§ **Recorded information**:
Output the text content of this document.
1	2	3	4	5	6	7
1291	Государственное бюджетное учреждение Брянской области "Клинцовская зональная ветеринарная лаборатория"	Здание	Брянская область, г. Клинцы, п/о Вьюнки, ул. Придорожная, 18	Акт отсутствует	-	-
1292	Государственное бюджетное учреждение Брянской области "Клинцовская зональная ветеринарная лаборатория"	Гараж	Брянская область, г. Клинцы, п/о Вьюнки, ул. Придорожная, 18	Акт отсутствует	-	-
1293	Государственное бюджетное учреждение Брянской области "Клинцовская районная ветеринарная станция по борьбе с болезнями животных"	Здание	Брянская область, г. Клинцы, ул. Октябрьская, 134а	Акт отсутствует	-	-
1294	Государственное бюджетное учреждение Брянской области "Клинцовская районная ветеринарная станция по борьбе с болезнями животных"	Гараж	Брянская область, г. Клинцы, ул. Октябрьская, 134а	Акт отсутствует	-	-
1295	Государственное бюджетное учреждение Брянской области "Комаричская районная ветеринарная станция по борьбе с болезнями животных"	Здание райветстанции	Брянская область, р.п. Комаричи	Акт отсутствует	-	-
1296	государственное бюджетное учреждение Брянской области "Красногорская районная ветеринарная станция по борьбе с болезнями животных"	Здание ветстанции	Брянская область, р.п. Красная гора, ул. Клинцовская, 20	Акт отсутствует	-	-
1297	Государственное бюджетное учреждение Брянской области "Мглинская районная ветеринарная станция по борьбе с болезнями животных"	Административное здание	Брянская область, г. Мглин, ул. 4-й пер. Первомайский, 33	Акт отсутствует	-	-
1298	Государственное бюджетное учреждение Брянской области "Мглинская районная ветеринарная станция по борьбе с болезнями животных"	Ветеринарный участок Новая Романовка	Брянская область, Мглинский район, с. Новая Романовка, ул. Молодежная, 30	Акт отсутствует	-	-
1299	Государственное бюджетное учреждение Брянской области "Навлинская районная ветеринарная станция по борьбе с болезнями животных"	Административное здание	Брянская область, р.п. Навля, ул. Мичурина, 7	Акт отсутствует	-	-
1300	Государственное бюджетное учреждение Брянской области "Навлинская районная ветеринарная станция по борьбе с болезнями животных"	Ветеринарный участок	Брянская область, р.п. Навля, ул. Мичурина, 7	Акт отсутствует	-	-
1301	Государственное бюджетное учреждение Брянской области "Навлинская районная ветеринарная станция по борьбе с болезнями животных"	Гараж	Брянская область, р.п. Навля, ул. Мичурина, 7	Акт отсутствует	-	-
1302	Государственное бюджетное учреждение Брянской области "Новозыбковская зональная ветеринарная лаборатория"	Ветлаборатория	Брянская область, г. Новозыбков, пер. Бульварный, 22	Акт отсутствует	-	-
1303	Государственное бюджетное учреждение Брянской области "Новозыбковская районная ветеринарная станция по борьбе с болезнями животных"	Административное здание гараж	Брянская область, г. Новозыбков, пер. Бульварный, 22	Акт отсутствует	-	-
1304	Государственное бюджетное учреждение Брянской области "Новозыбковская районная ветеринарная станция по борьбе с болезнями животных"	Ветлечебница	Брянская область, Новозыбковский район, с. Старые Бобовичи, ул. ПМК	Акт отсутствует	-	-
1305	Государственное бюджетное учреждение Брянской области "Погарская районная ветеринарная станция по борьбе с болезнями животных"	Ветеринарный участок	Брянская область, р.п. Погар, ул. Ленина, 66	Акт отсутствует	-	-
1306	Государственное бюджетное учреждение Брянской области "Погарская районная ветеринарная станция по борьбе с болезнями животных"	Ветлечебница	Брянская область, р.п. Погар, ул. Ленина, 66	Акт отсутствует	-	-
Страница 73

§ **The task**: Write out every line from the entries where "Октябрьская" appears.

§ **Response below**:
1293	Государственное бюджетное учреждение Брянской области "Клинцовская районная ветеринарная станция по борьбе с болезнями животных"	Здание	Брянская область, г. Клинцы, ул. Октябрьская, 134а	Акт отсутствует	-	-
1294	Государственное бюджетное учреждение Брянской области "Клинцовская районная ветеринарная станция по борьбе с болезнями животных"	Гараж	Брянская область, г. Клинцы, ул. Октябрьская, 134а	Акт отсутствует	-	-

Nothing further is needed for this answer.